-- Start Data excerpts --

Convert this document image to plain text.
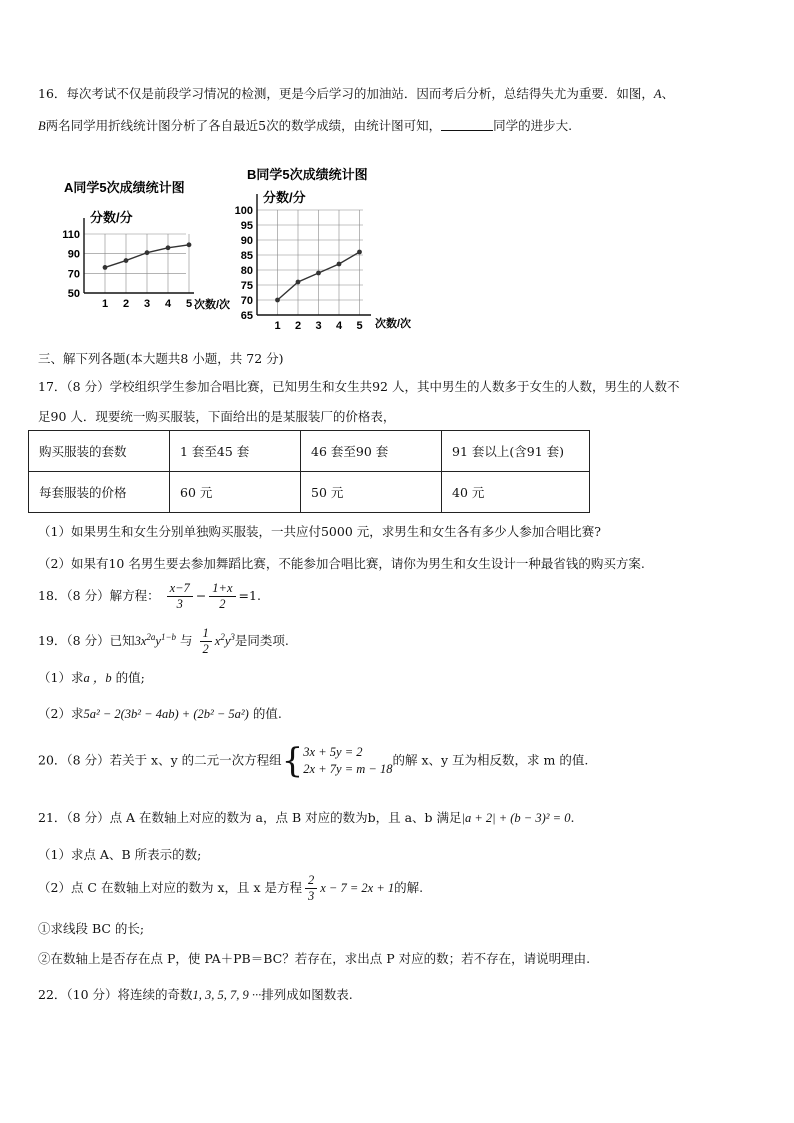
16．每次考试不仅是前段学习情况的检测，更是今后学习的加油站．因而考后分析，总结得失尤为重要．如图，A、
B两名同学用折线统计图分析了各自最近5次的数学成绩，由统计图可知，	同学的进步大.
A同学5次成绩统计图
分数/分
50
70
90
110
1 2 3 4 5 次数/次
B同学5次成绩统计图
分数/分
65
70
75
80
85
90
95
100
1 2 3 4 5 次数/次
三、解下列各题(本大题共8 小题，共 72 分)
17．（8 分）学校组织学生参加合唱比赛，已知男生和女生共92 人，其中男生的人数多于女生的人数，男生的人数不
足90 人．现要统一购买服装，下面给出的是某服装厂的价格表，
购买服装的套数	1 套至45 套	46 套至90 套	91 套以上(含91 套)
每套服装的价格	60 元	50 元	40 元
（1）如果男生和女生分别单独购买服装，一共应付5000 元，求男生和女生各有多少人参加合唱比赛?
（2）如果有10 名男生要去参加舞蹈比赛，不能参加合唱比赛，请你为男生和女生设计一种最省钱的购买方案.
18．（8 分）解方程： $\frac{x-7}{3} - \frac{1+x}{2} =1$.
19．（8 分）已知$3x^{2a}y^{1-b}$ 与 $\frac{1}{2} x^2y^3$是同类项.
（1）求a ，b 的值;
（2）求5a² − 2(3b² − 4ab) + (2b² − 5a²) 的值.
20．（8 分）若关于 x、y 的二元一次方程组{ 3x + 5y = 2
2x + 7y = m − 18
的解 x、y 互为相反数，求 m 的值.
21．（8 分）点 A 在数轴上对应的数为 a，点 B 对应的数为b，且 a、b 满足|a + 2| + (b − 3)² = 0.
（1）求点 A、B 所表示的数;
（2）点 C 在数轴上对应的数为 x，且 x 是方程 $\frac{2}{3}$ x − 7 = 2x + 1的解.
①求线段 BC 的长;
②在数轴上是否存在点 P，使 PA＋PB＝BC？若存在，求出点 P 对应的数；若不存在，请说明理由.
22．（10 分）将连续的奇数1, 3, 5, 7, 9 ···排列成如图数表.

-- End Data excerpts --

> [Set exercise]
Write the entries above out again exactly, but not the pictures.

> [Solution for this task]
Convert this document image to plain text.
16．每次考试不仅是前段学习情况的检测，更是今后学习的加油站．因而考后分析，总结得失尤为重要．如图，A、
B两名同学用折线统计图分析了各自最近5次的数学成绩，由统计图可知，	同学的进步大.
A同学5次成绩统计图
分数/分
50
70
90
110
1 2 3 4 5 次数/次
B同学5次成绩统计图
分数/分
65
70
75
80
85
90
95
100
1 2 3 4 5 次数/次
三、解下列各题(本大题共8 小题，共 72 分)
17．（8 分）学校组织学生参加合唱比赛，已知男生和女生共92 人，其中男生的人数多于女生的人数，男生的人数不
足90 人．现要统一购买服装，下面给出的是某服装厂的价格表，
购买服装的套数	1 套至45 套	46 套至90 套	91 套以上(含91 套)
每套服装的价格	60 元	50 元	40 元
（1）如果男生和女生分别单独购买服装，一共应付5000 元，求男生和女生各有多少人参加合唱比赛?
（2）如果有10 名男生要去参加舞蹈比赛，不能参加合唱比赛，请你为男生和女生设计一种最省钱的购买方案.
18．（8 分）解方程： $\frac{x-7}{3} - \frac{1+x}{2} =1$.
19．（8 分）已知$3x^{2a}y^{1-b}$ 与 $\frac{1}{2} x^2y^3$是同类项.
（1）求a ，b 的值;
（2）求5a² − 2(3b² − 4ab) + (2b² − 5a²) 的值.
20．（8 分）若关于 x、y 的二元一次方程组{ 3x + 5y = 2
2x + 7y = m − 18
的解 x、y 互为相反数，求 m 的值.
21．（8 分）点 A 在数轴上对应的数为 a，点 B 对应的数为b，且 a、b 满足|a + 2| + (b − 3)² = 0.
（1）求点 A、B 所表示的数;
（2）点 C 在数轴上对应的数为 x，且 x 是方程 $\frac{2}{3}$ x − 7 = 2x + 1的解.
①求线段 BC 的长;
②在数轴上是否存在点 P，使 PA＋PB＝BC？若存在，求出点 P 对应的数；若不存在，请说明理由.
22．（10 分）将连续的奇数1, 3, 5, 7, 9 ···排列成如图数表.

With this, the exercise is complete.